Write out the listing exactly as it is given.

Supplied material
◆ ◆ ◆

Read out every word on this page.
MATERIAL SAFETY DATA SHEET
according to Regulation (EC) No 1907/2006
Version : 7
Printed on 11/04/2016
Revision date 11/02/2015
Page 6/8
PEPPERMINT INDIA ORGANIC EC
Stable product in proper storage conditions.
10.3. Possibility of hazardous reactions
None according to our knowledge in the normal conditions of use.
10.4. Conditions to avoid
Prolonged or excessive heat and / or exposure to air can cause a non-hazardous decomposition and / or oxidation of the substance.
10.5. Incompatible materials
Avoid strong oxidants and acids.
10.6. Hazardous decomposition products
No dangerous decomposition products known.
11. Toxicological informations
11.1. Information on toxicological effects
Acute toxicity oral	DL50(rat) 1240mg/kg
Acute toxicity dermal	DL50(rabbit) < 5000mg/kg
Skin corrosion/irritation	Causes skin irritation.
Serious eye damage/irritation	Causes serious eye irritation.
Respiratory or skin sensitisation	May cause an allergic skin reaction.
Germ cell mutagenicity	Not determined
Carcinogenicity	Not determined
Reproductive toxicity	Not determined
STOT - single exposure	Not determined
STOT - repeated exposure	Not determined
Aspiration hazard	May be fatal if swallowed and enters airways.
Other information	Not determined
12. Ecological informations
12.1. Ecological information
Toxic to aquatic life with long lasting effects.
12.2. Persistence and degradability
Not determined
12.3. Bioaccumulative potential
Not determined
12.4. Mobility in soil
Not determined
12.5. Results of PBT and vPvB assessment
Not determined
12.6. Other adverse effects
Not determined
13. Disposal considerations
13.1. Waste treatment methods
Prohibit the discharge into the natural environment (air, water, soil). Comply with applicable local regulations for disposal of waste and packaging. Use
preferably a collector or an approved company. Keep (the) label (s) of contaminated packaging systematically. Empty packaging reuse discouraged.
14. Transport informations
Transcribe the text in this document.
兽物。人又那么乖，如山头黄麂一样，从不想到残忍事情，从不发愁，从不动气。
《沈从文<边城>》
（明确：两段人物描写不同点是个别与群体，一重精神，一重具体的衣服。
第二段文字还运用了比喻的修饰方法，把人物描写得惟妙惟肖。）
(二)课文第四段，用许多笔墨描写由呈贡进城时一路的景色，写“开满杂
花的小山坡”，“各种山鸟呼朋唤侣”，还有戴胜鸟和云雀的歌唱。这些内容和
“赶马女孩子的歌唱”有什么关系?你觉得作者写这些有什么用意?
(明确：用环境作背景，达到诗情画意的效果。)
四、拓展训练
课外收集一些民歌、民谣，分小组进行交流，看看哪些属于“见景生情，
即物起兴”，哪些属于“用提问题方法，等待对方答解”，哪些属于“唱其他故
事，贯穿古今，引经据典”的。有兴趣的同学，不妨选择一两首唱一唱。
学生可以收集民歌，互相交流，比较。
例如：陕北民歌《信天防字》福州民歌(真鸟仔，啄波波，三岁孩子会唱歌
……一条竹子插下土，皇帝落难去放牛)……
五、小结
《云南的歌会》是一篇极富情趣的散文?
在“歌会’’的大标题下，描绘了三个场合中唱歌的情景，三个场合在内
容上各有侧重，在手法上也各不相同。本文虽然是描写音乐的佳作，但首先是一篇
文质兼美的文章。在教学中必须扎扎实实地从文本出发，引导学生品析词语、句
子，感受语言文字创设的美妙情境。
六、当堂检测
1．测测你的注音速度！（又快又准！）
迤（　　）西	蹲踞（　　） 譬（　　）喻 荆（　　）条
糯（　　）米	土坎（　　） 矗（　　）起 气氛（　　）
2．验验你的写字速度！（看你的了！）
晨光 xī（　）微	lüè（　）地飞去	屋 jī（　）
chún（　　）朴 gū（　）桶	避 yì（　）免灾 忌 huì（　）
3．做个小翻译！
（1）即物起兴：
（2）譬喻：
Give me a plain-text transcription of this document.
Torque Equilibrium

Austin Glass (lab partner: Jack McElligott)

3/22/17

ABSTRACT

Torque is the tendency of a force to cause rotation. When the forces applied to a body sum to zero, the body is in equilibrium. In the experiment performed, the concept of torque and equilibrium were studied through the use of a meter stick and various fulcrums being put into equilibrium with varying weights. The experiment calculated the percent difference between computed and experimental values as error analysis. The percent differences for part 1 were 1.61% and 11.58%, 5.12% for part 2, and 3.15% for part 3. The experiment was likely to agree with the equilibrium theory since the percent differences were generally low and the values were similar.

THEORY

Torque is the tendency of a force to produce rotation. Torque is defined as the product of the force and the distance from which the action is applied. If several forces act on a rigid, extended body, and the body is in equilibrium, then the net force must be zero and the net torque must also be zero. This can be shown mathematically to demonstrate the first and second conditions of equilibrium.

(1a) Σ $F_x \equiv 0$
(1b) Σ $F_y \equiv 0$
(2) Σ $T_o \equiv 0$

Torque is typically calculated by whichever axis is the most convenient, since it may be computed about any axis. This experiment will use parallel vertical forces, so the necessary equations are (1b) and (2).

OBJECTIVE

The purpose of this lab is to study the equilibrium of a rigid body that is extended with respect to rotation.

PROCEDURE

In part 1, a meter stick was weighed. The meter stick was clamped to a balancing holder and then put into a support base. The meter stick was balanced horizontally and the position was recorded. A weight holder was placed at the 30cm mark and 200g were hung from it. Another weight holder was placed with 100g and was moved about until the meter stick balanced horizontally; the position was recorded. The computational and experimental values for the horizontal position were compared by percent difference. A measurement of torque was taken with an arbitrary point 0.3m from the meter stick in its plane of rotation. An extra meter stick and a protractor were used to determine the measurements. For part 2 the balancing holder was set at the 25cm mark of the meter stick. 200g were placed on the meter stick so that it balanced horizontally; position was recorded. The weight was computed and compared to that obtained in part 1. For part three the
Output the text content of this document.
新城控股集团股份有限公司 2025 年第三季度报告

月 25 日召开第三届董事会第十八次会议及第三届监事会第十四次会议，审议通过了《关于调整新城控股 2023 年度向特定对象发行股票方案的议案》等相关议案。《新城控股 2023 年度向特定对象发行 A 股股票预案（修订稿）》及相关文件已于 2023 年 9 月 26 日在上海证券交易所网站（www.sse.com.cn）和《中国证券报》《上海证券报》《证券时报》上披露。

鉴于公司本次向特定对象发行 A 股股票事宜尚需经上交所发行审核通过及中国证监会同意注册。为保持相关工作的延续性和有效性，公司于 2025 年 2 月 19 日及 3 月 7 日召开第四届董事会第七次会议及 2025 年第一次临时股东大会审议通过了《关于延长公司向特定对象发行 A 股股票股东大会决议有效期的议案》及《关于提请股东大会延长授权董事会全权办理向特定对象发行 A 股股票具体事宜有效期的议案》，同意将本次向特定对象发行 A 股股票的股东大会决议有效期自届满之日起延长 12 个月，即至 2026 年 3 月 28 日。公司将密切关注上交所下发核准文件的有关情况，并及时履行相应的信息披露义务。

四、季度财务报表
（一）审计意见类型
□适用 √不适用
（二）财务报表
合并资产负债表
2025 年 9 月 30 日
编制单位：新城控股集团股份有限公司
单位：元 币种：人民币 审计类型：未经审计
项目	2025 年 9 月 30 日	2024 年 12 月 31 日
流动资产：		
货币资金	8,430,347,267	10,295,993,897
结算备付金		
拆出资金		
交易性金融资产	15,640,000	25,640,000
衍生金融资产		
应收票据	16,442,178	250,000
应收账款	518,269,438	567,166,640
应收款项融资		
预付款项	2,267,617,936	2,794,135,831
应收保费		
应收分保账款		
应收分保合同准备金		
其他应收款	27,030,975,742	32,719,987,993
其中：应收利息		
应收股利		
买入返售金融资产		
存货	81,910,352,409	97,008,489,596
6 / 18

◆ ◆ ◆

Solution to this problem
Read out every word on this page.
MATERIAL SAFETY DATA SHEET
according to Regulation (EC) No 1907/2006
Version : 7
Printed on 11/04/2016
Revision date 11/02/2015
Page 6/8
PEPPERMINT INDIA ORGANIC EC
Stable product in proper storage conditions.
10.3. Possibility of hazardous reactions
None according to our knowledge in the normal conditions of use.
10.4. Conditions to avoid
Prolonged or excessive heat and / or exposure to air can cause a non-hazardous decomposition and / or oxidation of the substance.
10.5. Incompatible materials
Avoid strong oxidants and acids.
10.6. Hazardous decomposition products
No dangerous decomposition products known.
11. Toxicological informations
11.1. Information on toxicological effects
Acute toxicity oral	DL50(rat) 1240mg/kg
Acute toxicity dermal	DL50(rabbit) < 5000mg/kg
Skin corrosion/irritation	Causes skin irritation.
Serious eye damage/irritation	Causes serious eye irritation.
Respiratory or skin sensitisation	May cause an allergic skin reaction.
Germ cell mutagenicity	Not determined
Carcinogenicity	Not determined
Reproductive toxicity	Not determined
STOT - single exposure	Not determined
STOT - repeated exposure	Not determined
Aspiration hazard	May be fatal if swallowed and enters airways.
Other information	Not determined
12. Ecological informations
12.1. Ecological information
Toxic to aquatic life with long lasting effects.
12.2. Persistence and degradability
Not determined
12.3. Bioaccumulative potential
Not determined
12.4. Mobility in soil
Not determined
12.5. Results of PBT and vPvB assessment
Not determined
12.6. Other adverse effects
Not determined
13. Disposal considerations
13.1. Waste treatment methods
Prohibit the discharge into the natural environment (air, water, soil). Comply with applicable local regulations for disposal of waste and packaging. Use
preferably a collector or an approved company. Keep (the) label (s) of contaminated packaging systematically. Empty packaging reuse discouraged.
14. Transport informations
Transcribe the text in this document.
兽物。人又那么乖，如山头黄麂一样，从不想到残忍事情，从不发愁，从不动气。
《沈从文<边城>》
（明确：两段人物描写不同点是个别与群体，一重精神，一重具体的衣服。
第二段文字还运用了比喻的修饰方法，把人物描写得惟妙惟肖。）
(二)课文第四段，用许多笔墨描写由呈贡进城时一路的景色，写“开满杂
花的小山坡”，“各种山鸟呼朋唤侣”，还有戴胜鸟和云雀的歌唱。这些内容和
“赶马女孩子的歌唱”有什么关系?你觉得作者写这些有什么用意?
(明确：用环境作背景，达到诗情画意的效果。)
四、拓展训练
课外收集一些民歌、民谣，分小组进行交流，看看哪些属于“见景生情，
即物起兴”，哪些属于“用提问题方法，等待对方答解”，哪些属于“唱其他故
事，贯穿古今，引经据典”的。有兴趣的同学，不妨选择一两首唱一唱。
学生可以收集民歌，互相交流，比较。
例如：陕北民歌《信天防字》福州民歌(真鸟仔，啄波波，三岁孩子会唱歌
……一条竹子插下土，皇帝落难去放牛)……
五、小结
《云南的歌会》是一篇极富情趣的散文?
在“歌会’’的大标题下，描绘了三个场合中唱歌的情景，三个场合在内
容上各有侧重，在手法上也各不相同。本文虽然是描写音乐的佳作，但首先是一篇
文质兼美的文章。在教学中必须扎扎实实地从文本出发，引导学生品析词语、句
子，感受语言文字创设的美妙情境。
六、当堂检测
1．测测你的注音速度！（又快又准！）
迤（　　）西	蹲踞（　　） 譬（　　）喻 荆（　　）条
糯（　　）米	土坎（　　） 矗（　　）起 气氛（　　）
2．验验你的写字速度！（看你的了！）
晨光 xī（　）微	lüè（　）地飞去	屋 jī（　）
chún（　　）朴 gū（　）桶	避 yì（　）免灾 忌 huì（　）
3．做个小翻译！
（1）即物起兴：
（2）譬喻：
Give me a plain-text transcription of this document.
Torque Equilibrium

Austin Glass (lab partner: Jack McElligott)

3/22/17

ABSTRACT

Torque is the tendency of a force to cause rotation. When the forces applied to a body sum to zero, the body is in equilibrium. In the experiment performed, the concept of torque and equilibrium were studied through the use of a meter stick and various fulcrums being put into equilibrium with varying weights. The experiment calculated the percent difference between computed and experimental values as error analysis. The percent differences for part 1 were 1.61% and 11.58%, 5.12% for part 2, and 3.15% for part 3. The experiment was likely to agree with the equilibrium theory since the percent differences were generally low and the values were similar.

THEORY

Torque is the tendency of a force to produce rotation. Torque is defined as the product of the force and the distance from which the action is applied. If several forces act on a rigid, extended body, and the body is in equilibrium, then the net force must be zero and the net torque must also be zero. This can be shown mathematically to demonstrate the first and second conditions of equilibrium.

(1a) Σ $F_x \equiv 0$
(1b) Σ $F_y \equiv 0$
(2) Σ $T_o \equiv 0$

Torque is typically calculated by whichever axis is the most convenient, since it may be computed about any axis. This experiment will use parallel vertical forces, so the necessary equations are (1b) and (2).

OBJECTIVE

The purpose of this lab is to study the equilibrium of a rigid body that is extended with respect to rotation.

PROCEDURE

In part 1, a meter stick was weighed. The meter stick was clamped to a balancing holder and then put into a support base. The meter stick was balanced horizontally and the position was recorded. A weight holder was placed at the 30cm mark and 200g were hung from it. Another weight holder was placed with 100g and was moved about until the meter stick balanced horizontally; the position was recorded. The computational and experimental values for the horizontal position were compared by percent difference. A measurement of torque was taken with an arbitrary point 0.3m from the meter stick in its plane of rotation. An extra meter stick and a protractor were used to determine the measurements. For part 2 the balancing holder was set at the 25cm mark of the meter stick. 200g were placed on the meter stick so that it balanced horizontally; position was recorded. The weight was computed and compared to that obtained in part 1. For part three the
Output the text content of this document.
新城控股集团股份有限公司 2025 年第三季度报告

月 25 日召开第三届董事会第十八次会议及第三届监事会第十四次会议，审议通过了《关于调整新城控股 2023 年度向特定对象发行股票方案的议案》等相关议案。《新城控股 2023 年度向特定对象发行 A 股股票预案（修订稿）》及相关文件已于 2023 年 9 月 26 日在上海证券交易所网站（www.sse.com.cn）和《中国证券报》《上海证券报》《证券时报》上披露。

鉴于公司本次向特定对象发行 A 股股票事宜尚需经上交所发行审核通过及中国证监会同意注册。为保持相关工作的延续性和有效性，公司于 2025 年 2 月 19 日及 3 月 7 日召开第四届董事会第七次会议及 2025 年第一次临时股东大会审议通过了《关于延长公司向特定对象发行 A 股股票股东大会决议有效期的议案》及《关于提请股东大会延长授权董事会全权办理向特定对象发行 A 股股票具体事宜有效期的议案》，同意将本次向特定对象发行 A 股股票的股东大会决议有效期自届满之日起延长 12 个月，即至 2026 年 3 月 28 日。公司将密切关注上交所下发核准文件的有关情况，并及时履行相应的信息披露义务。

四、季度财务报表
（一）审计意见类型
□适用 √不适用
（二）财务报表
合并资产负债表
2025 年 9 月 30 日
编制单位：新城控股集团股份有限公司
单位：元 币种：人民币 审计类型：未经审计
项目	2025 年 9 月 30 日	2024 年 12 月 31 日
流动资产：		
货币资金	8,430,347,267	10,295,993,897
结算备付金		
拆出资金		
交易性金融资产	15,640,000	25,640,000
衍生金融资产		
应收票据	16,442,178	250,000
应收账款	518,269,438	567,166,640
应收款项融资		
预付款项	2,267,617,936	2,794,135,831
应收保费		
应收分保账款		
应收分保合同准备金		
其他应收款	27,030,975,742	32,719,987,993
其中：应收利息		
应收股利		
买入返售金融资产		
存货	81,910,352,409	97,008,489,596
6 / 18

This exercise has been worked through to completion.